* [Descripción de la tarea]: Transcribe literalmente, del texto sobre el paso del tiempo y la vejez, todo el fragmento que va desde "Es comprensible no" hasta "reconoce y ya está.", ambos incluidos.

* [Sección de texto]:
“Ánimo, lo mejor ha pasado”, decía Ennio Flaiano, el guionista de Fellini. Cierto. Todo lo que hacemos las personas corrientes a partir de cierta edad es tratar desesperadamente de volver a sentir lo que sentimos un día, hace mucho tiempo. La industria de la cosmética y la del ocio viven de ese anhelo. Los niños no necesitan apenas nada para pasárselo bien, y los jóvenes tienen su belleza invencible y los descubrimientos sexuales. Pero el resto buscamos consuelo en el mercado de espejismos. En viajar, en consumir novedades, en comer, en beber, en disfrutar de esas experiencias que nos han dicho que son sensacionales.
Es comprensible no querer asumir que los mejores días quedaron atrás, y que los logros personales y la supuesta sabiduría no compensan ni de lejos el cansancio vital, el deterioro físico, el desencanto de lo real y el recuerdo de los errores y los trenes perdidos, por más que nos traten de convencer de ello Bernabé Tierno y el lobby del optimismo, el entrenador personal de José María Aznar y los organizadores de viajes Kutxabank para mayores de 60 años. Pero la verdad es que hacerse viejo es una mierda y que el tiempo se escurre entre los dedos sin sentido. Como también dijo Flaiano: “Los días inolvidables de la vida de un hombre son cinco o seis en total, los demás hacen volumen”. Es así. No pasa nada. Se reconoce y ya está.

* [Material proporcionado]:
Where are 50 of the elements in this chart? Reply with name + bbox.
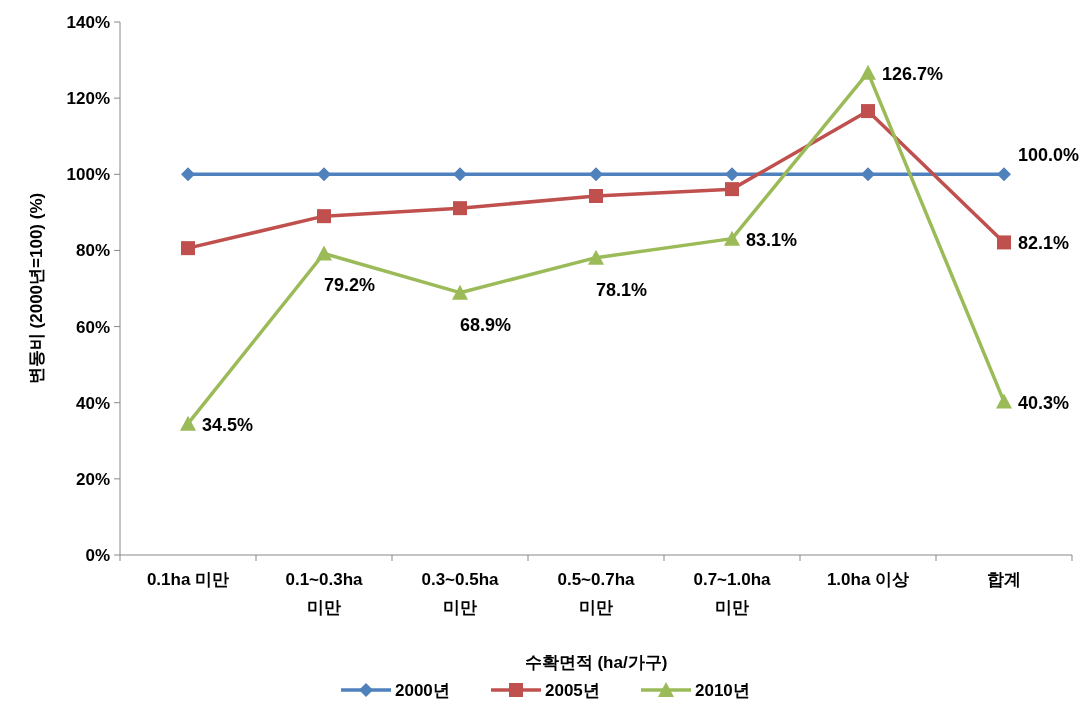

==

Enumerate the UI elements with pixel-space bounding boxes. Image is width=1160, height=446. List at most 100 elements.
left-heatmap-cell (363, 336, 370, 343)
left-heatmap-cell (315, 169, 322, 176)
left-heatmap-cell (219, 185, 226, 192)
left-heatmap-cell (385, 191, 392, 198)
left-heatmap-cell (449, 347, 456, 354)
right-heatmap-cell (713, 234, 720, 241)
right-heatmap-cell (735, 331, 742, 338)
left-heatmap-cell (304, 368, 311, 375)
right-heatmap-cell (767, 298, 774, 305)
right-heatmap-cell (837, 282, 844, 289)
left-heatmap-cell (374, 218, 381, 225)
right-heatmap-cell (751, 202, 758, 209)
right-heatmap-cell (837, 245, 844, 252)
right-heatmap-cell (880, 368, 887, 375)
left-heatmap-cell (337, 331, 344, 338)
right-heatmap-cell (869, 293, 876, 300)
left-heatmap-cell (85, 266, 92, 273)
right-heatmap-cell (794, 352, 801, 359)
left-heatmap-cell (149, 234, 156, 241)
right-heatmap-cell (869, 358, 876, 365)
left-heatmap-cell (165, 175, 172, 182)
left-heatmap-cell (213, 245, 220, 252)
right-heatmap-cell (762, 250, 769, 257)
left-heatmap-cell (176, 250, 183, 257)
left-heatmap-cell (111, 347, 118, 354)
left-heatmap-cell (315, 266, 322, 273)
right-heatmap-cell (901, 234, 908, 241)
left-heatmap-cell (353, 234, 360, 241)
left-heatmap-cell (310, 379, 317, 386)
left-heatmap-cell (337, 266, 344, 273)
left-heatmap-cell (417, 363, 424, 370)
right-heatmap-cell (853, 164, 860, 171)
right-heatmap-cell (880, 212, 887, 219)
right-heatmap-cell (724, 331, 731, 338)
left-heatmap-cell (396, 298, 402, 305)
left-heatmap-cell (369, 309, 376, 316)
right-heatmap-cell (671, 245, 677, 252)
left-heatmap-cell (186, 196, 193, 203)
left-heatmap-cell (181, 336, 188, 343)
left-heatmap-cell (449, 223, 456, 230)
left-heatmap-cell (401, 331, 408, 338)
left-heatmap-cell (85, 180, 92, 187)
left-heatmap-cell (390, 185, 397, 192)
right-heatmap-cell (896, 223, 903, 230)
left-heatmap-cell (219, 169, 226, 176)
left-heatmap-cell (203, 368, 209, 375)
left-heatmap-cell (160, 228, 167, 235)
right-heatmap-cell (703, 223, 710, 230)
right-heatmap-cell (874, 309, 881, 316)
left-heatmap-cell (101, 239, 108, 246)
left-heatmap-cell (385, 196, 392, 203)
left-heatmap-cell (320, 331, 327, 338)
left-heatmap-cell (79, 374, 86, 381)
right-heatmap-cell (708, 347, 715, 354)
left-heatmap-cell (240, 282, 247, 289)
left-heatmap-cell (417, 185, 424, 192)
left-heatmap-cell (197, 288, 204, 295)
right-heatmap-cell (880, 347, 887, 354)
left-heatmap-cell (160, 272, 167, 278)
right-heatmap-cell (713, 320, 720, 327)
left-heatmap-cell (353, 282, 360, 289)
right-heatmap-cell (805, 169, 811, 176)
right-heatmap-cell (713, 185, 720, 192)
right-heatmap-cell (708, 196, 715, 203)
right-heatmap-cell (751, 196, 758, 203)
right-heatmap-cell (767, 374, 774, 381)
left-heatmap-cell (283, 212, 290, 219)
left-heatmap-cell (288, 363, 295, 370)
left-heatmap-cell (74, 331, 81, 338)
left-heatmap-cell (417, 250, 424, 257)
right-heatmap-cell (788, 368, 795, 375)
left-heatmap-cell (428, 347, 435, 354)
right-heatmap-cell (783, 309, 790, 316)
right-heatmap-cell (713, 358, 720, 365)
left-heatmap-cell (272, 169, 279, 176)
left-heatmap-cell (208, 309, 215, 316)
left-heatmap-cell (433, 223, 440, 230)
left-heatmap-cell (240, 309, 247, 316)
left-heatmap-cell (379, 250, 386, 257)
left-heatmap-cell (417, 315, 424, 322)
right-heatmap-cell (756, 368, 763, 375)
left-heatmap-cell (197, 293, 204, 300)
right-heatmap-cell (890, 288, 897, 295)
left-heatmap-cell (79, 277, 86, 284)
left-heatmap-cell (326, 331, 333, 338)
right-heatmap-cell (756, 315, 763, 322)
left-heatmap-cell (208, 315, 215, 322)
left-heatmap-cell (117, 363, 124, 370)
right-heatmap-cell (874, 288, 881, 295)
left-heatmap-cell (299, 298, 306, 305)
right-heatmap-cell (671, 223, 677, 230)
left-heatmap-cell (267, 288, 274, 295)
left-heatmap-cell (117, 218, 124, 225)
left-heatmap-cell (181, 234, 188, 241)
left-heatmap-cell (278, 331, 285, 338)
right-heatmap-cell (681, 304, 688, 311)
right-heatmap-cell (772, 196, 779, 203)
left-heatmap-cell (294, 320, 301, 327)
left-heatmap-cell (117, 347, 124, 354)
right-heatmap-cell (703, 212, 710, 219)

* [Respuesta correcta]:
Es comprensible no querer asumir que los mejores días quedaron atrás, y que los logros personales y la supuesta sabiduría no compensan ni de lejos el cansancio vital, el deterioro físico, el desencanto de lo real y el recuerdo de los errores y los trenes perdidos, por más que nos traten de convencer de ello Bernabé Tierno y el lobby del optimismo, el entrenador personal de José María Aznar y los organizadores de viajes Kutxabank para mayores de 60 años. Pero la verdad es que hacerse viejo es una mierda y que el tiempo se escurre entre los dedos sin sentido. Como también dijo Flaiano: “Los días inolvidables de la vida de un hombre son cinco o seis en total, los demás hacen volumen”. Es así. No pasa nada. Se reconoce y ya está.